[Dataset excerpt]
########
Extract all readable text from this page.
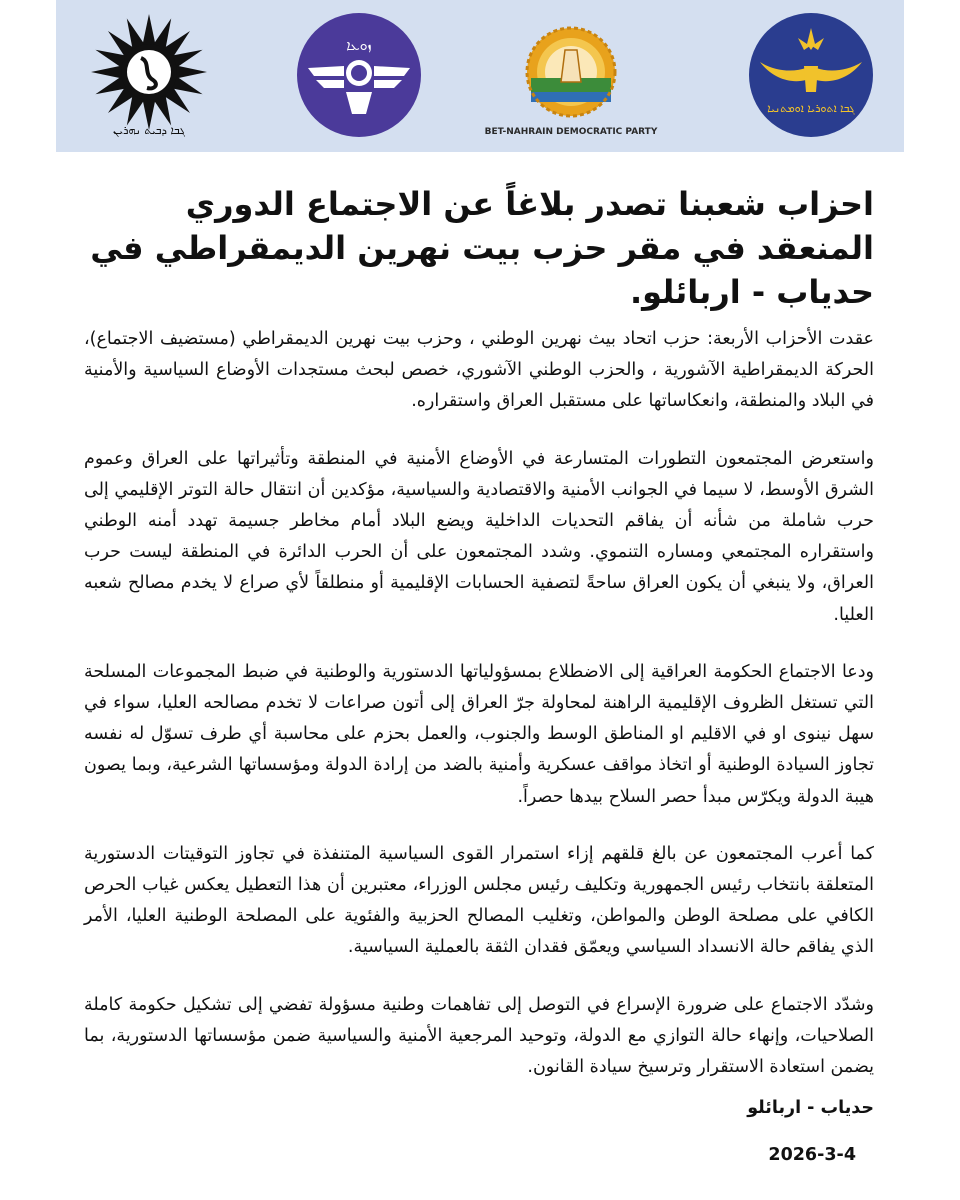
ܓܒܐ ܕܒܝܬ ܢܗܪܝܢ
ܙܘܥܐ
BET-NAHRAIN DEMOCRATIC PARTY
ܓܒܐ ܐܬܘܪܝܐ ܐܘܡܬܢܝܐ
احزاب شعبنا تصدر بلاغاً عن الاجتماع الدوري المنعقد في مقر حزب بيت نهرين الديمقراطي في حدياب - اربائلو.

عقدت الأحزاب الأربعة: حزب اتحاد بيث نهرين الوطني ، وحزب بيت نهرين الديمقراطي (مستضيف الاجتماع)، الحركة الديمقراطية الآشورية ، والحزب الوطني الآشوري، خصص لبحث مستجدات الأوضاع السياسية والأمنية في البلاد والمنطقة، وانعكاساتها على مستقبل العراق واستقراره.

واستعرض المجتمعون التطورات المتسارعة في الأوضاع الأمنية في المنطقة وتأثيراتها على العراق وعموم الشرق الأوسط، لا سيما في الجوانب الأمنية والاقتصادية والسياسية، مؤكدين أن انتقال حالة التوتر الإقليمي إلى حرب شاملة من شأنه أن يفاقم التحديات الداخلية ويضع البلاد أمام مخاطر جسيمة تهدد أمنه الوطني واستقراره المجتمعي ومساره التنموي. وشدد المجتمعون على أن الحرب الدائرة في المنطقة ليست حرب العراق، ولا ينبغي أن يكون العراق ساحةً لتصفية الحسابات الإقليمية أو منطلقاً لأي صراع لا يخدم مصالح شعبه العليا.

ودعا الاجتماع الحكومة العراقية إلى الاضطلاع بمسؤولياتها الدستورية والوطنية في ضبط المجموعات المسلحة التي تستغل الظروف الإقليمية الراهنة لمحاولة جرّ العراق إلى أتون صراعات لا تخدم مصالحه العليا، سواء في سهل نينوى او في الاقليم او المناطق الوسط والجنوب، والعمل بحزم على محاسبة أي طرف تسوّل له نفسه تجاوز السيادة الوطنية أو اتخاذ مواقف عسكرية وأمنية بالضد من إرادة الدولة ومؤسساتها الشرعية، وبما يصون هيبة الدولة ويكرّس مبدأ حصر السلاح بيدها حصراً.

كما أعرب المجتمعون عن بالغ قلقهم إزاء استمرار القوى السياسية المتنفذة في تجاوز التوقيتات الدستورية المتعلقة بانتخاب رئيس الجمهورية وتكليف رئيس مجلس الوزراء، معتبرين أن هذا التعطيل يعكس غياب الحرص الكافي على مصلحة الوطن والمواطن، وتغليب المصالح الحزبية والفئوية على المصلحة الوطنية العليا، الأمر الذي يفاقم حالة الانسداد السياسي ويعمّق فقدان الثقة بالعملية السياسية.

وشدّد الاجتماع على ضرورة الإسراع في التوصل إلى تفاهمات وطنية مسؤولة تفضي إلى تشكيل حكومة كاملة الصلاحيات، وإنهاء حالة التوازي مع الدولة، وتوحيد المرجعية الأمنية والسياسية ضمن مؤسساتها الدستورية، بما يضمن استعادة الاستقرار وترسيخ سيادة القانون.

حدياب - اربائلو
2026-3-4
########
GIVEN EXERCISE =
Reproduce every record word for word. The copy must contain no pictures.

ANSWER TO THE EXERCISE =
Extract all readable text from this page.
ܓܒܐ ܕܒܝܬ ܢܗܪܝܢ
ܙܘܥܐ
BET-NAHRAIN DEMOCRATIC PARTY
ܓܒܐ ܐܬܘܪܝܐ ܐܘܡܬܢܝܐ
احزاب شعبنا تصدر بلاغاً عن الاجتماع الدوري المنعقد في مقر حزب بيت نهرين الديمقراطي في حدياب - اربائلو.

عقدت الأحزاب الأربعة: حزب اتحاد بيث نهرين الوطني ، وحزب بيت نهرين الديمقراطي (مستضيف الاجتماع)، الحركة الديمقراطية الآشورية ، والحزب الوطني الآشوري، خصص لبحث مستجدات الأوضاع السياسية والأمنية في البلاد والمنطقة، وانعكاساتها على مستقبل العراق واستقراره.

واستعرض المجتمعون التطورات المتسارعة في الأوضاع الأمنية في المنطقة وتأثيراتها على العراق وعموم الشرق الأوسط، لا سيما في الجوانب الأمنية والاقتصادية والسياسية، مؤكدين أن انتقال حالة التوتر الإقليمي إلى حرب شاملة من شأنه أن يفاقم التحديات الداخلية ويضع البلاد أمام مخاطر جسيمة تهدد أمنه الوطني واستقراره المجتمعي ومساره التنموي. وشدد المجتمعون على أن الحرب الدائرة في المنطقة ليست حرب العراق، ولا ينبغي أن يكون العراق ساحةً لتصفية الحسابات الإقليمية أو منطلقاً لأي صراع لا يخدم مصالح شعبه العليا.

ودعا الاجتماع الحكومة العراقية إلى الاضطلاع بمسؤولياتها الدستورية والوطنية في ضبط المجموعات المسلحة التي تستغل الظروف الإقليمية الراهنة لمحاولة جرّ العراق إلى أتون صراعات لا تخدم مصالحه العليا، سواء في سهل نينوى او في الاقليم او المناطق الوسط والجنوب، والعمل بحزم على محاسبة أي طرف تسوّل له نفسه تجاوز السيادة الوطنية أو اتخاذ مواقف عسكرية وأمنية بالضد من إرادة الدولة ومؤسساتها الشرعية، وبما يصون هيبة الدولة ويكرّس مبدأ حصر السلاح بيدها حصراً.

كما أعرب المجتمعون عن بالغ قلقهم إزاء استمرار القوى السياسية المتنفذة في تجاوز التوقيتات الدستورية المتعلقة بانتخاب رئيس الجمهورية وتكليف رئيس مجلس الوزراء، معتبرين أن هذا التعطيل يعكس غياب الحرص الكافي على مصلحة الوطن والمواطن، وتغليب المصالح الحزبية والفئوية على المصلحة الوطنية العليا، الأمر الذي يفاقم حالة الانسداد السياسي ويعمّق فقدان الثقة بالعملية السياسية.

وشدّد الاجتماع على ضرورة الإسراع في التوصل إلى تفاهمات وطنية مسؤولة تفضي إلى تشكيل حكومة كاملة الصلاحيات، وإنهاء حالة التوازي مع الدولة، وتوحيد المرجعية الأمنية والسياسية ضمن مؤسساتها الدستورية، بما يضمن استعادة الاستقرار وترسيخ سيادة القانون.

حدياب - اربائلو
2026-3-4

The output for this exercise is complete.